(Figure record listings)
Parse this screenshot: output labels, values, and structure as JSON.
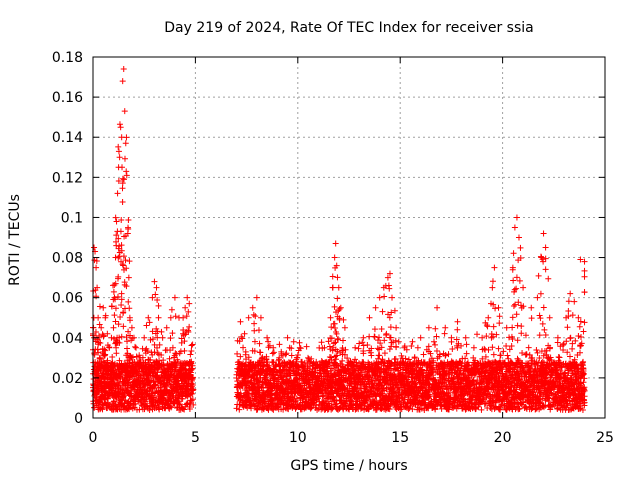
{
  "chart_data": {
    "type": "scatter",
    "title": "Day 219 of 2024, Rate Of TEC Index for receiver ssia",
    "xlabel": "GPS time / hours",
    "ylabel": "ROTI / TECUs",
    "xlim": [
      0,
      25
    ],
    "ylim": [
      0,
      0.18
    ],
    "xticks": [
      0,
      5,
      10,
      15,
      20,
      25
    ],
    "xtick_labels": [
      "0",
      "5",
      "10",
      "15",
      "20",
      "25"
    ],
    "yticks": [
      0,
      0.02,
      0.04,
      0.06,
      0.08,
      0.1,
      0.12,
      0.14,
      0.16,
      0.18
    ],
    "ytick_labels": [
      "0",
      "0.02",
      "0.04",
      "0.06",
      "0.08",
      "0.1",
      "0.12",
      "0.14",
      "0.16",
      "0.18"
    ],
    "grid": true,
    "marker": "plus",
    "color": "#ff0000",
    "data_gap_hours": [
      4.9,
      7.0
    ],
    "series": [
      {
        "points": [
          [
            0.05,
            0.085
          ],
          [
            0.1,
            0.083
          ],
          [
            0.15,
            0.075
          ],
          [
            0.2,
            0.065
          ],
          [
            0.25,
            0.05
          ],
          [
            0.3,
            0.04
          ],
          [
            0.35,
            0.03
          ],
          [
            0.4,
            0.045
          ],
          [
            0.5,
            0.055
          ],
          [
            0.6,
            0.05
          ],
          [
            0.7,
            0.042
          ],
          [
            0.8,
            0.035
          ],
          [
            0.9,
            0.04
          ],
          [
            1.0,
            0.045
          ],
          [
            1.05,
            0.06
          ],
          [
            1.1,
            0.08
          ],
          [
            1.15,
            0.098
          ],
          [
            1.2,
            0.112
          ],
          [
            1.25,
            0.125
          ],
          [
            1.3,
            0.13
          ],
          [
            1.35,
            0.145
          ],
          [
            1.4,
            0.14
          ],
          [
            1.45,
            0.168
          ],
          [
            1.5,
            0.174
          ],
          [
            1.55,
            0.153
          ],
          [
            1.6,
            0.137
          ],
          [
            1.65,
            0.121
          ],
          [
            1.7,
            0.092
          ],
          [
            1.75,
            0.07
          ],
          [
            1.8,
            0.05
          ],
          [
            1.9,
            0.045
          ],
          [
            2.0,
            0.04
          ],
          [
            2.1,
            0.035
          ],
          [
            2.3,
            0.03
          ],
          [
            2.5,
            0.04
          ],
          [
            2.7,
            0.05
          ],
          [
            2.9,
            0.06
          ],
          [
            3.0,
            0.068
          ],
          [
            3.1,
            0.065
          ],
          [
            3.2,
            0.05
          ],
          [
            3.4,
            0.04
          ],
          [
            3.6,
            0.045
          ],
          [
            3.8,
            0.05
          ],
          [
            4.0,
            0.06
          ],
          [
            4.2,
            0.05
          ],
          [
            4.4,
            0.05
          ],
          [
            4.5,
            0.055
          ],
          [
            4.6,
            0.06
          ],
          [
            4.7,
            0.057
          ],
          [
            7.2,
            0.048
          ],
          [
            7.4,
            0.042
          ],
          [
            7.6,
            0.05
          ],
          [
            7.8,
            0.055
          ],
          [
            8.0,
            0.06
          ],
          [
            8.2,
            0.05
          ],
          [
            8.5,
            0.04
          ],
          [
            8.8,
            0.035
          ],
          [
            9.2,
            0.032
          ],
          [
            9.5,
            0.04
          ],
          [
            9.8,
            0.038
          ],
          [
            10.1,
            0.035
          ],
          [
            10.5,
            0.03
          ],
          [
            10.9,
            0.028
          ],
          [
            11.3,
            0.035
          ],
          [
            11.6,
            0.05
          ],
          [
            11.7,
            0.065
          ],
          [
            11.8,
            0.08
          ],
          [
            11.85,
            0.087
          ],
          [
            11.9,
            0.076
          ],
          [
            12.0,
            0.065
          ],
          [
            12.1,
            0.055
          ],
          [
            12.3,
            0.045
          ],
          [
            12.8,
            0.035
          ],
          [
            13.2,
            0.04
          ],
          [
            13.5,
            0.05
          ],
          [
            13.8,
            0.055
          ],
          [
            14.0,
            0.06
          ],
          [
            14.2,
            0.065
          ],
          [
            14.4,
            0.07
          ],
          [
            14.5,
            0.072
          ],
          [
            14.6,
            0.06
          ],
          [
            14.8,
            0.045
          ],
          [
            15.2,
            0.035
          ],
          [
            15.6,
            0.038
          ],
          [
            16.0,
            0.04
          ],
          [
            16.4,
            0.045
          ],
          [
            16.8,
            0.055
          ],
          [
            17.2,
            0.045
          ],
          [
            17.5,
            0.04
          ],
          [
            17.8,
            0.048
          ],
          [
            18.2,
            0.04
          ],
          [
            18.6,
            0.035
          ],
          [
            19.0,
            0.04
          ],
          [
            19.3,
            0.05
          ],
          [
            19.5,
            0.065
          ],
          [
            19.6,
            0.075
          ],
          [
            19.8,
            0.055
          ],
          [
            20.2,
            0.045
          ],
          [
            20.5,
            0.075
          ],
          [
            20.6,
            0.095
          ],
          [
            20.7,
            0.1
          ],
          [
            20.8,
            0.09
          ],
          [
            21.0,
            0.065
          ],
          [
            21.4,
            0.055
          ],
          [
            21.7,
            0.06
          ],
          [
            21.9,
            0.08
          ],
          [
            22.0,
            0.092
          ],
          [
            22.1,
            0.085
          ],
          [
            22.3,
            0.05
          ],
          [
            22.7,
            0.04
          ],
          [
            23.1,
            0.05
          ],
          [
            23.3,
            0.062
          ],
          [
            23.5,
            0.058
          ],
          [
            23.7,
            0.05
          ],
          [
            23.8,
            0.079
          ],
          [
            24.0,
            0.078
          ]
        ]
      }
    ]
  }
}
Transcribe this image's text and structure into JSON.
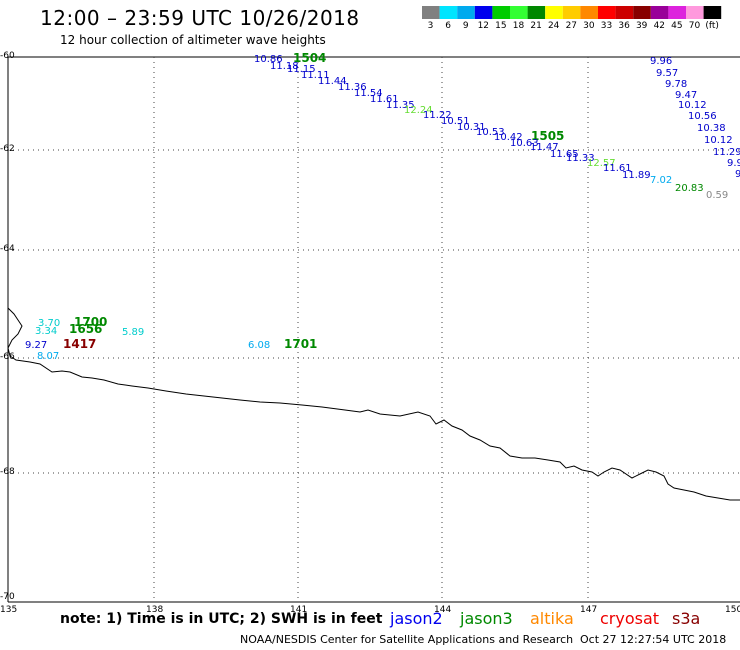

#### [SET PROBLEM]
Copy out all the entries exactly. Images stay out of the copy.

#### [CORRECT OUTPUT]
Parse this screenshot: output labels, values, and structure as JSON.
{
  "chart_data": {
    "type": "scatter",
    "title": "Day 219 of 2024, Rate Of TEC Index for receiver ssia",
    "xlabel": "GPS time / hours",
    "ylabel": "ROTI / TECUs",
    "xlim": [
      0,
      25
    ],
    "ylim": [
      0,
      0.18
    ],
    "xticks": [
      0,
      5,
      10,
      15,
      20,
      25
    ],
    "xtick_labels": [
      "0",
      "5",
      "10",
      "15",
      "20",
      "25"
    ],
    "yticks": [
      0,
      0.02,
      0.04,
      0.06,
      0.08,
      0.1,
      0.12,
      0.14,
      0.16,
      0.18
    ],
    "ytick_labels": [
      "0",
      "0.02",
      "0.04",
      "0.06",
      "0.08",
      "0.1",
      "0.12",
      "0.14",
      "0.16",
      "0.18"
    ],
    "grid": true,
    "marker": "plus",
    "color": "#ff0000",
    "data_gap_hours": [
      4.9,
      7.0
    ],
    "series": [
      {
        "points": [
          [
            0.05,
            0.085
          ],
          [
            0.1,
            0.083
          ],
          [
            0.15,
            0.075
          ],
          [
            0.2,
            0.065
          ],
          [
            0.25,
            0.05
          ],
          [
            0.3,
            0.04
          ],
          [
            0.35,
            0.03
          ],
          [
            0.4,
            0.045
          ],
          [
            0.5,
            0.055
          ],
          [
            0.6,
            0.05
          ],
          [
            0.7,
            0.042
          ],
          [
            0.8,
            0.035
          ],
          [
            0.9,
            0.04
          ],
          [
            1.0,
            0.045
          ],
          [
            1.05,
            0.06
          ],
          [
            1.1,
            0.08
          ],
          [
            1.15,
            0.098
          ],
          [
            1.2,
            0.112
          ],
          [
            1.25,
            0.125
          ],
          [
            1.3,
            0.13
          ],
          [
            1.35,
            0.145
          ],
          [
            1.4,
            0.14
          ],
          [
            1.45,
            0.168
          ],
          [
            1.5,
            0.174
          ],
          [
            1.55,
            0.153
          ],
          [
            1.6,
            0.137
          ],
          [
            1.65,
            0.121
          ],
          [
            1.7,
            0.092
          ],
          [
            1.75,
            0.07
          ],
          [
            1.8,
            0.05
          ],
          [
            1.9,
            0.045
          ],
          [
            2.0,
            0.04
          ],
          [
            2.1,
            0.035
          ],
          [
            2.3,
            0.03
          ],
          [
            2.5,
            0.04
          ],
          [
            2.7,
            0.05
          ],
          [
            2.9,
            0.06
          ],
          [
            3.0,
            0.068
          ],
          [
            3.1,
            0.065
          ],
          [
            3.2,
            0.05
          ],
          [
            3.4,
            0.04
          ],
          [
            3.6,
            0.045
          ],
          [
            3.8,
            0.05
          ],
          [
            4.0,
            0.06
          ],
          [
            4.2,
            0.05
          ],
          [
            4.4,
            0.05
          ],
          [
            4.5,
            0.055
          ],
          [
            4.6,
            0.06
          ],
          [
            4.7,
            0.057
          ],
          [
            7.2,
            0.048
          ],
          [
            7.4,
            0.042
          ],
          [
            7.6,
            0.05
          ],
          [
            7.8,
            0.055
          ],
          [
            8.0,
            0.06
          ],
          [
            8.2,
            0.05
          ],
          [
            8.5,
            0.04
          ],
          [
            8.8,
            0.035
          ],
          [
            9.2,
            0.032
          ],
          [
            9.5,
            0.04
          ],
          [
            9.8,
            0.038
          ],
          [
            10.1,
            0.035
          ],
          [
            10.5,
            0.03
          ],
          [
            10.9,
            0.028
          ],
          [
            11.3,
            0.035
          ],
          [
            11.6,
            0.05
          ],
          [
            11.7,
            0.065
          ],
          [
            11.8,
            0.08
          ],
          [
            11.85,
            0.087
          ],
          [
            11.9,
            0.076
          ],
          [
            12.0,
            0.065
          ],
          [
            12.1,
            0.055
          ],
          [
            12.3,
            0.045
          ],
          [
            12.8,
            0.035
          ],
          [
            13.2,
            0.04
          ],
          [
            13.5,
            0.05
          ],
          [
            13.8,
            0.055
          ],
          [
            14.0,
            0.06
          ],
          [
            14.2,
            0.065
          ],
          [
            14.4,
            0.07
          ],
          [
            14.5,
            0.072
          ],
          [
            14.6,
            0.06
          ],
          [
            14.8,
            0.045
          ],
          [
            15.2,
            0.035
          ],
          [
            15.6,
            0.038
          ],
          [
            16.0,
            0.04
          ],
          [
            16.4,
            0.045
          ],
          [
            16.8,
            0.055
          ],
          [
            17.2,
            0.045
          ],
          [
            17.5,
            0.04
          ],
          [
            17.8,
            0.048
          ],
          [
            18.2,
            0.04
          ],
          [
            18.6,
            0.035
          ],
          [
            19.0,
            0.04
          ],
          [
            19.3,
            0.05
          ],
          [
            19.5,
            0.065
          ],
          [
            19.6,
            0.075
          ],
          [
            19.8,
            0.055
          ],
          [
            20.2,
            0.045
          ],
          [
            20.5,
            0.075
          ],
          [
            20.6,
            0.095
          ],
          [
            20.7,
            0.1
          ],
          [
            20.8,
            0.09
          ],
          [
            21.0,
            0.065
          ],
          [
            21.4,
            0.055
          ],
          [
            21.7,
            0.06
          ],
          [
            21.9,
            0.08
          ],
          [
            22.0,
            0.092
          ],
          [
            22.1,
            0.085
          ],
          [
            22.3,
            0.05
          ],
          [
            22.7,
            0.04
          ],
          [
            23.1,
            0.05
          ],
          [
            23.3,
            0.062
          ],
          [
            23.5,
            0.058
          ],
          [
            23.7,
            0.05
          ],
          [
            23.8,
            0.079
          ],
          [
            24.0,
            0.078
          ]
        ]
      }
    ]
  }
}
Transcribe this image's text and structure into JSON.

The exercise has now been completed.